- TEXTO FORNECIDO
+ + + +
Estado de Minas
Conter a euforia. Essa é a ordem do técnico Celso Roth, que não quer que a festa das arquibancadas contagie o grupo dentro de campo. “Quem faz a torcida é o time e como estamos conseguindo uma boa campanha, bons resultados e, principalmente jogando bem, a torcida vem junto, alias, maravilhosa como sempre.”
A situação vivida ontem, segundo o treinador, foi surpreendente. “A expulsão do Feltri criou um problema enorme. Mas os jogadores mostraram valentia. Desdobraram-se. Mantiveram-se no ataque, isso por terem conseguido ocupar bem os espaços.”
Ele confessa que ficou fora de si no gol de Tardelli, por ter sido de cabeça. “Ele não gostava de cabecear a bola. Passei a insistir com ele nesse fundamento e lhe disse que iria invadir o campo no primeiro gol que fizesse assim. Está paga a promessa.”
+ + + +
- INSTRUÇÕES DE TRABALHO
1. Responda às perguntas abaixo com base na matéria sobre o técnico Celso Roth.
(a) Segundo o técnico, quem faz a torcida?
(b) Qual jogador foi expulso no jogo de ontem?
(c) O que o técnico tinha prometido fazer no primeiro gol de cabeça de Tardelli?
2. Escreva a continuação da matéria sobre o técnico Celso Roth a partir da última frase.

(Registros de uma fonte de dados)
+ + + +
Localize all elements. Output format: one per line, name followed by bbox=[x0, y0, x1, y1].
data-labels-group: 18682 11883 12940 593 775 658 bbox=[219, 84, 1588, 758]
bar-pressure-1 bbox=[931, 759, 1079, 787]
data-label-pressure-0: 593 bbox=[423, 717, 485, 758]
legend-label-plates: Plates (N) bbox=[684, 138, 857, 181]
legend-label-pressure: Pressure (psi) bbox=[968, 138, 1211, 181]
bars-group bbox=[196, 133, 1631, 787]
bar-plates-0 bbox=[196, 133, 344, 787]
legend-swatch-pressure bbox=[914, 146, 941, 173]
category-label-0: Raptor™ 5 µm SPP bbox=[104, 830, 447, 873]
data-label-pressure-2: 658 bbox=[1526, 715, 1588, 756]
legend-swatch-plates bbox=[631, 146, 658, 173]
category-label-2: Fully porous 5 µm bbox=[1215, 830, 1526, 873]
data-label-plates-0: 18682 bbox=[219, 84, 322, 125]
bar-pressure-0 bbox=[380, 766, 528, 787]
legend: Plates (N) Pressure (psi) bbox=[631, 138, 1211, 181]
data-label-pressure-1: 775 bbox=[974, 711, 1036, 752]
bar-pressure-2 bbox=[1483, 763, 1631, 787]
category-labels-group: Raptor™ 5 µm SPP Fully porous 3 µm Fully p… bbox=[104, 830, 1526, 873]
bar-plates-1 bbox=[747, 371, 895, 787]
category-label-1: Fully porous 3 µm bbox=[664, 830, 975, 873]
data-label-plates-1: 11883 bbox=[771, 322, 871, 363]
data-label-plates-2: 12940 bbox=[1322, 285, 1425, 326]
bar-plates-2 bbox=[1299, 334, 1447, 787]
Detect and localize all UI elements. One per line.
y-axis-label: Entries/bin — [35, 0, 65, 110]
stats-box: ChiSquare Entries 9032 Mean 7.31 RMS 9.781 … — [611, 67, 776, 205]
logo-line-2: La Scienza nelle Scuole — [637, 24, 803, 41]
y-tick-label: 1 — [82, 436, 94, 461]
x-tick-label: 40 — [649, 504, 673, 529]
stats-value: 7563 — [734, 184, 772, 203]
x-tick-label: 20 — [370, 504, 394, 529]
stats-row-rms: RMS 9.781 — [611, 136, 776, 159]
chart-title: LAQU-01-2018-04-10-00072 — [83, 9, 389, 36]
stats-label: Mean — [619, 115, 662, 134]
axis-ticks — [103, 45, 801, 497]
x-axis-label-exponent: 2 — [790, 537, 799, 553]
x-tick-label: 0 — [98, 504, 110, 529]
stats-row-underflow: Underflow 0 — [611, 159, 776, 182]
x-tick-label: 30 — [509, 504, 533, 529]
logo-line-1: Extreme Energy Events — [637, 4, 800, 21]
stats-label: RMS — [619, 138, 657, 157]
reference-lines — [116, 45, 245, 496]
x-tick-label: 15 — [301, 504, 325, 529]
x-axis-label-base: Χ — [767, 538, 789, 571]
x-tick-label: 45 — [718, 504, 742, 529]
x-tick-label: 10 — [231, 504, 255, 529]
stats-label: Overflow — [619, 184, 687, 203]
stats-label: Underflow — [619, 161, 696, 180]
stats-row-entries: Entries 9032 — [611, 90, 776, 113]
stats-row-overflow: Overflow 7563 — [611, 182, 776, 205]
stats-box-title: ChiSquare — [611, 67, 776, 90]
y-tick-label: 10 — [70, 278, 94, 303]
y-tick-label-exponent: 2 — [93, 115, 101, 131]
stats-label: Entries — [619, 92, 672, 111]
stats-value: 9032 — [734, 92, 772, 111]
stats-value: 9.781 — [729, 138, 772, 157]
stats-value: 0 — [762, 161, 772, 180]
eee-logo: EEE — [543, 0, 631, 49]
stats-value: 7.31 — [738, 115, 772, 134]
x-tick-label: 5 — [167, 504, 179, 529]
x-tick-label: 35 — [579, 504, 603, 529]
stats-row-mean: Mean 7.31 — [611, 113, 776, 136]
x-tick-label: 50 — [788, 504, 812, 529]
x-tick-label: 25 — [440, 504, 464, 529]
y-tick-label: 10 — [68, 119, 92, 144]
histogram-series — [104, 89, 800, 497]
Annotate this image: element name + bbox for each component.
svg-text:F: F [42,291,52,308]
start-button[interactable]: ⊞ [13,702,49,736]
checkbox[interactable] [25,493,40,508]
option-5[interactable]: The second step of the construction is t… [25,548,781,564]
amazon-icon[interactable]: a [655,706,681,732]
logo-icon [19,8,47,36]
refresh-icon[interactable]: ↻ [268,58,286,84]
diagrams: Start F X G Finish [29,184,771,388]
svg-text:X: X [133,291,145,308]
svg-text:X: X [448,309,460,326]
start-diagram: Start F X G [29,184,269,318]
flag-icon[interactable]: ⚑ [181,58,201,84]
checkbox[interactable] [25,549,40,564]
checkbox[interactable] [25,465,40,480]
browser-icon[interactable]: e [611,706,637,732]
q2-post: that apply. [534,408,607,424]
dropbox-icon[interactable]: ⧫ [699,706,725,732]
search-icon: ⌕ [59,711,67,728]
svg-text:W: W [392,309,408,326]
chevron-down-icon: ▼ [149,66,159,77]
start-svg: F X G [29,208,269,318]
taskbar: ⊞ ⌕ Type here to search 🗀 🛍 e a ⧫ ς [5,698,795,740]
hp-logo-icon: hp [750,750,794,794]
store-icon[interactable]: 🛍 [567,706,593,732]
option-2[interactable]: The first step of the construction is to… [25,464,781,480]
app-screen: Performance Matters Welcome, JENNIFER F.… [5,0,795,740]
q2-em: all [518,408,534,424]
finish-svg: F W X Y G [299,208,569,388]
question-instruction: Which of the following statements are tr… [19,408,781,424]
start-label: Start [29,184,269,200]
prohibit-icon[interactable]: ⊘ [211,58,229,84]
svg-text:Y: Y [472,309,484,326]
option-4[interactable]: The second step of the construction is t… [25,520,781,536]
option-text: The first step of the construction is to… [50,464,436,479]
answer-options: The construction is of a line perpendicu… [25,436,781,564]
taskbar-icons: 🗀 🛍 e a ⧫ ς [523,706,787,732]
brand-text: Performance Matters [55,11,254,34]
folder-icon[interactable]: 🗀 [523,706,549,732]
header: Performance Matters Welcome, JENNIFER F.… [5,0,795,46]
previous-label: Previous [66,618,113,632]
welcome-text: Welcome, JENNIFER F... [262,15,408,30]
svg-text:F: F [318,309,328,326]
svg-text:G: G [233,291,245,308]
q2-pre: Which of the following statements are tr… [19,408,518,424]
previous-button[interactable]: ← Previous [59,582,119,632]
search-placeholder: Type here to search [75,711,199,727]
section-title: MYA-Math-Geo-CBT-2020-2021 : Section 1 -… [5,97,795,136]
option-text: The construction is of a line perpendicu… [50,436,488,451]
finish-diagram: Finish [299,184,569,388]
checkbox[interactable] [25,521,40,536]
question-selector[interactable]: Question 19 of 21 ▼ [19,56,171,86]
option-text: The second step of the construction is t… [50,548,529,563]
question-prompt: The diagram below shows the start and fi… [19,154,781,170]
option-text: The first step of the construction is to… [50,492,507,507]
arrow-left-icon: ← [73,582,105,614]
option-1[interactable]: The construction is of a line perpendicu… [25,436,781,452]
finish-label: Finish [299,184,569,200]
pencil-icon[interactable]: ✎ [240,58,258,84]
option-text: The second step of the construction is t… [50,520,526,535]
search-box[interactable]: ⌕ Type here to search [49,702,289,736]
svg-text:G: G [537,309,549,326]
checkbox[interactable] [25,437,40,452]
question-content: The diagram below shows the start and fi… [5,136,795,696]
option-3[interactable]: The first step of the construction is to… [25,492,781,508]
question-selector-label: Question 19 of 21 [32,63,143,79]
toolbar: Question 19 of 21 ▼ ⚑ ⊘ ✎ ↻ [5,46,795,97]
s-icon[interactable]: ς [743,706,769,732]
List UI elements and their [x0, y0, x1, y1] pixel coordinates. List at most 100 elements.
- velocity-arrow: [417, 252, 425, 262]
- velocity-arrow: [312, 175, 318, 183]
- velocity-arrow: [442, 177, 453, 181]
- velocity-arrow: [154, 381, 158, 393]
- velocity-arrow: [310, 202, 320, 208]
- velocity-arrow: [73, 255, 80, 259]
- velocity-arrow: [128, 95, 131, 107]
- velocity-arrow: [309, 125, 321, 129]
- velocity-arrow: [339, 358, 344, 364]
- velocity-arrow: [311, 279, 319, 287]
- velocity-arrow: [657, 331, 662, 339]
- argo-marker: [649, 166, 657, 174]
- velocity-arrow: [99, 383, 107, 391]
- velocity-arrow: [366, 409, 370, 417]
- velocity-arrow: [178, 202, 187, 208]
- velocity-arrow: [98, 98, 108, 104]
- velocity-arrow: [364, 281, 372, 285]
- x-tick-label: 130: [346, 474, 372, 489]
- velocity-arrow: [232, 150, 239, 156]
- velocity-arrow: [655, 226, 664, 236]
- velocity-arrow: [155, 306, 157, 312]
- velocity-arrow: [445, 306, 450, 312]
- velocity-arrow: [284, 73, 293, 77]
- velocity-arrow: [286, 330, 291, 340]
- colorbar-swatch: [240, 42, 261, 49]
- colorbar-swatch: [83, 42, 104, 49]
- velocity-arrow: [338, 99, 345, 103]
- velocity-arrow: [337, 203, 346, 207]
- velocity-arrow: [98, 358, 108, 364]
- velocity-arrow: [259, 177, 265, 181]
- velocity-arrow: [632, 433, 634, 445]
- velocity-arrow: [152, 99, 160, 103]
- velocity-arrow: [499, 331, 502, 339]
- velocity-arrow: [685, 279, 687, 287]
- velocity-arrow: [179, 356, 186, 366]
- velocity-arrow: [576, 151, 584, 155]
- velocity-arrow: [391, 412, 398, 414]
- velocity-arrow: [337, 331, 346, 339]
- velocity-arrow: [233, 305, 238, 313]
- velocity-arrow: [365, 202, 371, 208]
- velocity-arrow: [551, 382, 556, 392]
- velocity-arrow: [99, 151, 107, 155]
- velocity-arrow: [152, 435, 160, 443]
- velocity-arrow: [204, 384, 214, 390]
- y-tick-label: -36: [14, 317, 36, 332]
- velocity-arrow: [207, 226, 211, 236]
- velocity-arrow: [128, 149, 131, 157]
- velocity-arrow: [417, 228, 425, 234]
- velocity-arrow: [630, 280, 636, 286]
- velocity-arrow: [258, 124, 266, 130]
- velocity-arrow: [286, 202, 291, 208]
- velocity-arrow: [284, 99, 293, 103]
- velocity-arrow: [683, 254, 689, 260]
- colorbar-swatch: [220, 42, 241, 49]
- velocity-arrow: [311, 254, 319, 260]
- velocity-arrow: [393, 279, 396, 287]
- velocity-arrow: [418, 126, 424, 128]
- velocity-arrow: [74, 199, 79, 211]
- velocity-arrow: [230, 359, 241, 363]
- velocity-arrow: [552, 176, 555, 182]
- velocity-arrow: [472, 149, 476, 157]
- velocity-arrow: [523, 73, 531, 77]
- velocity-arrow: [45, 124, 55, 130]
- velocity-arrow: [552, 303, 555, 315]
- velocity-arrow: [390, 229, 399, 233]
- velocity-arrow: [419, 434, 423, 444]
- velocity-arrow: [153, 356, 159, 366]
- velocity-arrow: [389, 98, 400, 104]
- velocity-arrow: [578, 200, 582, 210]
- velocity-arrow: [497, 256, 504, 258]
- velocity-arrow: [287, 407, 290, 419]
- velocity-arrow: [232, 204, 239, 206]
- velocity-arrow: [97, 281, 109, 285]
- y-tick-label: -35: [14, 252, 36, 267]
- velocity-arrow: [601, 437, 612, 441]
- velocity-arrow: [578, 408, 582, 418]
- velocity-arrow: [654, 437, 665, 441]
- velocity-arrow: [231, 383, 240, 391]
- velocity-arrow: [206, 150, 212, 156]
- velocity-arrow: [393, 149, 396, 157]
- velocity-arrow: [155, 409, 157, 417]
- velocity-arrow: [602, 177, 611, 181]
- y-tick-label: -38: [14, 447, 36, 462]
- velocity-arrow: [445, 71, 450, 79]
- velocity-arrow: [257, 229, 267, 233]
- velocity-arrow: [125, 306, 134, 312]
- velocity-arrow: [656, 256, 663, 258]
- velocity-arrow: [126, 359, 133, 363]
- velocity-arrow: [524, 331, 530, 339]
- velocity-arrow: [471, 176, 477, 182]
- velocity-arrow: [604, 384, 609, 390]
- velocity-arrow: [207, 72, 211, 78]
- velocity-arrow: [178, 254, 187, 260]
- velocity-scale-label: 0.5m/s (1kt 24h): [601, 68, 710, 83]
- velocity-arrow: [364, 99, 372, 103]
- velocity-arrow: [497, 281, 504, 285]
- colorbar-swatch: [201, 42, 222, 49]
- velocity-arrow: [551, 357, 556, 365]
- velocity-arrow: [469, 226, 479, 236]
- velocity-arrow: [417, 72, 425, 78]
+ + + +
- RESPOSTAS POR TAREFA
1.
(a) O time.
(b) Feltri.
(c) Invadir o campo.

2.
Já quanto ao esquema de jogo, o quadrado no meio campo, o treinador descarta a possibilidade de que seja esta uma nova tendência no futebol brasileiro. “Eu trabalho com o que tenho em mãos.”
Euforia também de Diego Tardelli no vestiário. O gol de cabeça foi o assunto depois da partida entre os jogadores. “Eles sempre mexem comigo, falando que não sei cabecear.” Mas outros detalhes entusiasmam mais o jogador. “Tivemos de correr dobrado por causa da expulsão do Feltri. Isso fez com que nos uníssemos ainda mais. Eu, naquela hora, me preocupei em me movimentar mais e abrir espaços para os companheiros.”
Júnior era também muito festejado pela grande atuação. “Quando faltou o Feltri, o Roth me chamou e pediu que voltasse à lateral e falasse com o Éder para que viesse fechar um pouco mais. Aí nos desdobramos.” Na hora do gol, confessa que extrapolou ao chutar a bandeirinha de escanteio. “Eu me excedi na comemoração e levei o terceiro cartão amarelo. Pena que ficarei de fora contra o Santos.”